SHORT EXERCISE: Every entry must be copied word for word.
↓↓↓
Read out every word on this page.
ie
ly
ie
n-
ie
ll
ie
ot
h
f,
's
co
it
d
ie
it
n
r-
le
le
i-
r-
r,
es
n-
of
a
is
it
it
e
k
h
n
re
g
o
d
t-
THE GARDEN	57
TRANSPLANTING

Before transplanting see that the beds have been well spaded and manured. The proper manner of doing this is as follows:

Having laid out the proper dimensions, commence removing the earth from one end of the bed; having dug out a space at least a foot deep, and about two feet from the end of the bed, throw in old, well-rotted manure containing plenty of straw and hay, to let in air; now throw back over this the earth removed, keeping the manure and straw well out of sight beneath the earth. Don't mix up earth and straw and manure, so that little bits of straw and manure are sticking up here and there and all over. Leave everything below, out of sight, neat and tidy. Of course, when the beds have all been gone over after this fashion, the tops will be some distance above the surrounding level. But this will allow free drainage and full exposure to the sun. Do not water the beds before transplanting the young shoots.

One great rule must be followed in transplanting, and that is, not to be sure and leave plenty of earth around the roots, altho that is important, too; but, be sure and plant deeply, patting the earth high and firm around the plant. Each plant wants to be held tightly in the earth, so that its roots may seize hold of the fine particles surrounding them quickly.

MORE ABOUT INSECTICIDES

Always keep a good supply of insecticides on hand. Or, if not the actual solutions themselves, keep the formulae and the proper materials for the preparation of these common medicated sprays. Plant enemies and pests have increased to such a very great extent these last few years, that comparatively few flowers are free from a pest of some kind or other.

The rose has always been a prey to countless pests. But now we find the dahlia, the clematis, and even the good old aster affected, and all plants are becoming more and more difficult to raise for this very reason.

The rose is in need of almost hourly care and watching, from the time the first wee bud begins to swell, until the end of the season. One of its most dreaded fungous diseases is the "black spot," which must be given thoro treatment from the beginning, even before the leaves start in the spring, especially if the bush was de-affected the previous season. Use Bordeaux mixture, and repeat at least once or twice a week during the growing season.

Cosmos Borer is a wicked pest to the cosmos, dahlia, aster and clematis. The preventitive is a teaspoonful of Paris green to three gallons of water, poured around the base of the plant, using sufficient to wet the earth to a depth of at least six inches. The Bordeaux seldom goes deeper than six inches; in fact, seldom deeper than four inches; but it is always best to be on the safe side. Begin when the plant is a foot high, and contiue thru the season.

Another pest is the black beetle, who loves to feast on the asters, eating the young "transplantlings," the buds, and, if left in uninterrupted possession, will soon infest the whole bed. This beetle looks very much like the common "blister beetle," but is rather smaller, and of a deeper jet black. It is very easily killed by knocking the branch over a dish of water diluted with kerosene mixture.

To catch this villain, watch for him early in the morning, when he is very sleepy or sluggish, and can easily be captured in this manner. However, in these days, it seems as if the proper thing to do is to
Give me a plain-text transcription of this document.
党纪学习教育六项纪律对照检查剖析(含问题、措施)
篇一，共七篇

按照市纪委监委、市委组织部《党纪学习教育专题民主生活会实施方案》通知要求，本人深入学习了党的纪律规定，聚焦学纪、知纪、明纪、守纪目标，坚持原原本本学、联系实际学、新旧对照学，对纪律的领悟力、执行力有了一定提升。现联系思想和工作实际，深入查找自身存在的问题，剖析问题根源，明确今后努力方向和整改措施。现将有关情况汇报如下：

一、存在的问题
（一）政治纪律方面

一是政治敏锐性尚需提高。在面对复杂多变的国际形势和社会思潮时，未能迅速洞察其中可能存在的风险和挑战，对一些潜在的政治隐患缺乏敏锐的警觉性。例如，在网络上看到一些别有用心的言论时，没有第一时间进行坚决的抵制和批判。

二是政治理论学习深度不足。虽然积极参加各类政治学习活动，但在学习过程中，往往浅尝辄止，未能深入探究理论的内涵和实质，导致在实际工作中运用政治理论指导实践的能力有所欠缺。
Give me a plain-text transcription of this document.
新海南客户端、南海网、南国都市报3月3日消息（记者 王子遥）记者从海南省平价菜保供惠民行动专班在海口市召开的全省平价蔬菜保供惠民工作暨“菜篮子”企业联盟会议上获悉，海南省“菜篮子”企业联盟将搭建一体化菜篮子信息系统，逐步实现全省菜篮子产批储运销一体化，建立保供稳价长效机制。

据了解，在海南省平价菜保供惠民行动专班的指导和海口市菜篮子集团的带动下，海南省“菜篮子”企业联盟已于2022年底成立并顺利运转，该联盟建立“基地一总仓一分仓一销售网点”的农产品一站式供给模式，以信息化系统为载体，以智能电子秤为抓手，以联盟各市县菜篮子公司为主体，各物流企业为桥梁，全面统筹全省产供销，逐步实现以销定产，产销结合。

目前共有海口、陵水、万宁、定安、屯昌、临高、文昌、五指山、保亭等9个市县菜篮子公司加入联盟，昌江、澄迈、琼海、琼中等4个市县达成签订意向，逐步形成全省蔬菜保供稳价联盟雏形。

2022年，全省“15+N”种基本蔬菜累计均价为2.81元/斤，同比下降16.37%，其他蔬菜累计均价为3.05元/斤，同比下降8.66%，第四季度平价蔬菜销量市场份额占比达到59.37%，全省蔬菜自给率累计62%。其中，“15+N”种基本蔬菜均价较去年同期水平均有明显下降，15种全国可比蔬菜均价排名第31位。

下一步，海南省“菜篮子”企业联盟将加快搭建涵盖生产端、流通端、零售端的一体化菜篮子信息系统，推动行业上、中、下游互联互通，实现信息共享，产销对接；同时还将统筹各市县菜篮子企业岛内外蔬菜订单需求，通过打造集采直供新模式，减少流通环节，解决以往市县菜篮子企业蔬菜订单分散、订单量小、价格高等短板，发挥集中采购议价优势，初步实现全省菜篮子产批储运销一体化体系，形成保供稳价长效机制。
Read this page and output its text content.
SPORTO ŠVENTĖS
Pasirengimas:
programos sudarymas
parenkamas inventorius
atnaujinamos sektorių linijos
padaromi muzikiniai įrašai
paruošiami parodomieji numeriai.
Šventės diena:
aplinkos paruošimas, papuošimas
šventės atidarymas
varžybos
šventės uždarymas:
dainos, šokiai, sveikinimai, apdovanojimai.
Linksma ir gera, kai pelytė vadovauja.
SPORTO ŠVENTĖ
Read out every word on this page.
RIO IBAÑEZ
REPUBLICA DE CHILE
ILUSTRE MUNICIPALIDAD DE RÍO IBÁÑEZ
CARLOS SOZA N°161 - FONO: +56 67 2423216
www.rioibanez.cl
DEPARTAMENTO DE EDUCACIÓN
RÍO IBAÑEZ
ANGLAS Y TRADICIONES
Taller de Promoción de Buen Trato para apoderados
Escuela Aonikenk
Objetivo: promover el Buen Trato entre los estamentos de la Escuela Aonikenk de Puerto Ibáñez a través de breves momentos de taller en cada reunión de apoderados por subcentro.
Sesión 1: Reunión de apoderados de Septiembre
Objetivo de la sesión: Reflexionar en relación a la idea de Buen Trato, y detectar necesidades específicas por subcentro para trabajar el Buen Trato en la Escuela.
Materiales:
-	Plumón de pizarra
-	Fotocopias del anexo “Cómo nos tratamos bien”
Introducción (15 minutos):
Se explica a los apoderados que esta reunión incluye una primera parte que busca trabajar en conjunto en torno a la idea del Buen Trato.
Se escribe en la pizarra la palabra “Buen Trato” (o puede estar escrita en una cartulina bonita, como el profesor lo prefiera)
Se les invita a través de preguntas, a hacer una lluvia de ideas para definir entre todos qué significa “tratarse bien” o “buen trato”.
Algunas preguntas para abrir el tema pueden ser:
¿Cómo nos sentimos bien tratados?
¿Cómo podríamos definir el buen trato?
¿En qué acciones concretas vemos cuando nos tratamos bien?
↑↑↑
FINISHED ANSWER:
Read out every word on this page.
ie
ly
ie
n-
ie
ll
ie
ot
h
f,
's
co
it
d
ie
it
n
r-
le
le
i-
r-
r,
es
n-
of
a
is
it
it
e
k
h
n
re
g
o
d
t-
THE GARDEN	57
TRANSPLANTING

Before transplanting see that the beds have been well spaded and manured. The proper manner of doing this is as follows:

Having laid out the proper dimensions, commence removing the earth from one end of the bed; having dug out a space at least a foot deep, and about two feet from the end of the bed, throw in old, well-rotted manure containing plenty of straw and hay, to let in air; now throw back over this the earth removed, keeping the manure and straw well out of sight beneath the earth. Don't mix up earth and straw and manure, so that little bits of straw and manure are sticking up here and there and all over. Leave everything below, out of sight, neat and tidy. Of course, when the beds have all been gone over after this fashion, the tops will be some distance above the surrounding level. But this will allow free drainage and full exposure to the sun. Do not water the beds before transplanting the young shoots.

One great rule must be followed in transplanting, and that is, not to be sure and leave plenty of earth around the roots, altho that is important, too; but, be sure and plant deeply, patting the earth high and firm around the plant. Each plant wants to be held tightly in the earth, so that its roots may seize hold of the fine particles surrounding them quickly.

MORE ABOUT INSECTICIDES

Always keep a good supply of insecticides on hand. Or, if not the actual solutions themselves, keep the formulae and the proper materials for the preparation of these common medicated sprays. Plant enemies and pests have increased to such a very great extent these last few years, that comparatively few flowers are free from a pest of some kind or other.

The rose has always been a prey to countless pests. But now we find the dahlia, the clematis, and even the good old aster affected, and all plants are becoming more and more difficult to raise for this very reason.

The rose is in need of almost hourly care and watching, from the time the first wee bud begins to swell, until the end of the season. One of its most dreaded fungous diseases is the "black spot," which must be given thoro treatment from the beginning, even before the leaves start in the spring, especially if the bush was de-affected the previous season. Use Bordeaux mixture, and repeat at least once or twice a week during the growing season.

Cosmos Borer is a wicked pest to the cosmos, dahlia, aster and clematis. The preventitive is a teaspoonful of Paris green to three gallons of water, poured around the base of the plant, using sufficient to wet the earth to a depth of at least six inches. The Bordeaux seldom goes deeper than six inches; in fact, seldom deeper than four inches; but it is always best to be on the safe side. Begin when the plant is a foot high, and contiue thru the season.

Another pest is the black beetle, who loves to feast on the asters, eating the young "transplantlings," the buds, and, if left in uninterrupted possession, will soon infest the whole bed. This beetle looks very much like the common "blister beetle," but is rather smaller, and of a deeper jet black. It is very easily killed by knocking the branch over a dish of water diluted with kerosene mixture.

To catch this villain, watch for him early in the morning, when he is very sleepy or sluggish, and can easily be captured in this manner. However, in these days, it seems as if the proper thing to do is to
Give me a plain-text transcription of this document.
党纪学习教育六项纪律对照检查剖析(含问题、措施)
篇一，共七篇

按照市纪委监委、市委组织部《党纪学习教育专题民主生活会实施方案》通知要求，本人深入学习了党的纪律规定，聚焦学纪、知纪、明纪、守纪目标，坚持原原本本学、联系实际学、新旧对照学，对纪律的领悟力、执行力有了一定提升。现联系思想和工作实际，深入查找自身存在的问题，剖析问题根源，明确今后努力方向和整改措施。现将有关情况汇报如下：

一、存在的问题
（一）政治纪律方面

一是政治敏锐性尚需提高。在面对复杂多变的国际形势和社会思潮时，未能迅速洞察其中可能存在的风险和挑战，对一些潜在的政治隐患缺乏敏锐的警觉性。例如，在网络上看到一些别有用心的言论时，没有第一时间进行坚决的抵制和批判。

二是政治理论学习深度不足。虽然积极参加各类政治学习活动，但在学习过程中，往往浅尝辄止，未能深入探究理论的内涵和实质，导致在实际工作中运用政治理论指导实践的能力有所欠缺。
Give me a plain-text transcription of this document.
新海南客户端、南海网、南国都市报3月3日消息（记者 王子遥）记者从海南省平价菜保供惠民行动专班在海口市召开的全省平价蔬菜保供惠民工作暨“菜篮子”企业联盟会议上获悉，海南省“菜篮子”企业联盟将搭建一体化菜篮子信息系统，逐步实现全省菜篮子产批储运销一体化，建立保供稳价长效机制。

据了解，在海南省平价菜保供惠民行动专班的指导和海口市菜篮子集团的带动下，海南省“菜篮子”企业联盟已于2022年底成立并顺利运转，该联盟建立“基地一总仓一分仓一销售网点”的农产品一站式供给模式，以信息化系统为载体，以智能电子秤为抓手，以联盟各市县菜篮子公司为主体，各物流企业为桥梁，全面统筹全省产供销，逐步实现以销定产，产销结合。

目前共有海口、陵水、万宁、定安、屯昌、临高、文昌、五指山、保亭等9个市县菜篮子公司加入联盟，昌江、澄迈、琼海、琼中等4个市县达成签订意向，逐步形成全省蔬菜保供稳价联盟雏形。

2022年，全省“15+N”种基本蔬菜累计均价为2.81元/斤，同比下降16.37%，其他蔬菜累计均价为3.05元/斤，同比下降8.66%，第四季度平价蔬菜销量市场份额占比达到59.37%，全省蔬菜自给率累计62%。其中，“15+N”种基本蔬菜均价较去年同期水平均有明显下降，15种全国可比蔬菜均价排名第31位。

下一步，海南省“菜篮子”企业联盟将加快搭建涵盖生产端、流通端、零售端的一体化菜篮子信息系统，推动行业上、中、下游互联互通，实现信息共享，产销对接；同时还将统筹各市县菜篮子企业岛内外蔬菜订单需求，通过打造集采直供新模式，减少流通环节，解决以往市县菜篮子企业蔬菜订单分散、订单量小、价格高等短板，发挥集中采购议价优势，初步实现全省菜篮子产批储运销一体化体系，形成保供稳价长效机制。
Read this page and output its text content.
SPORTO ŠVENTĖS
Pasirengimas:
programos sudarymas
parenkamas inventorius
atnaujinamos sektorių linijos
padaromi muzikiniai įrašai
paruošiami parodomieji numeriai.
Šventės diena:
aplinkos paruošimas, papuošimas
šventės atidarymas
varžybos
šventės uždarymas:
dainos, šokiai, sveikinimai, apdovanojimai.
Linksma ir gera, kai pelytė vadovauja.
SPORTO ŠVENTĖ
Read out every word on this page.
RIO IBAÑEZ
REPUBLICA DE CHILE
ILUSTRE MUNICIPALIDAD DE RÍO IBÁÑEZ
CARLOS SOZA N°161 - FONO: +56 67 2423216
www.rioibanez.cl
DEPARTAMENTO DE EDUCACIÓN
RÍO IBAÑEZ
ANGLAS Y TRADICIONES
Taller de Promoción de Buen Trato para apoderados
Escuela Aonikenk
Objetivo: promover el Buen Trato entre los estamentos de la Escuela Aonikenk de Puerto Ibáñez a través de breves momentos de taller en cada reunión de apoderados por subcentro.
Sesión 1: Reunión de apoderados de Septiembre
Objetivo de la sesión: Reflexionar en relación a la idea de Buen Trato, y detectar necesidades específicas por subcentro para trabajar el Buen Trato en la Escuela.
Materiales:
-	Plumón de pizarra
-	Fotocopias del anexo “Cómo nos tratamos bien”
Introducción (15 minutos):
Se explica a los apoderados que esta reunión incluye una primera parte que busca trabajar en conjunto en torno a la idea del Buen Trato.
Se escribe en la pizarra la palabra “Buen Trato” (o puede estar escrita en una cartulina bonita, como el profesor lo prefiera)
Se les invita a través de preguntas, a hacer una lluvia de ideas para definir entre todos qué significa “tratarse bien” o “buen trato”.
Algunas preguntas para abrir el tema pueden ser:
¿Cómo nos sentimos bien tratados?
¿Cómo podríamos definir el buen trato?
¿En qué acciones concretas vemos cuando nos tratamos bien?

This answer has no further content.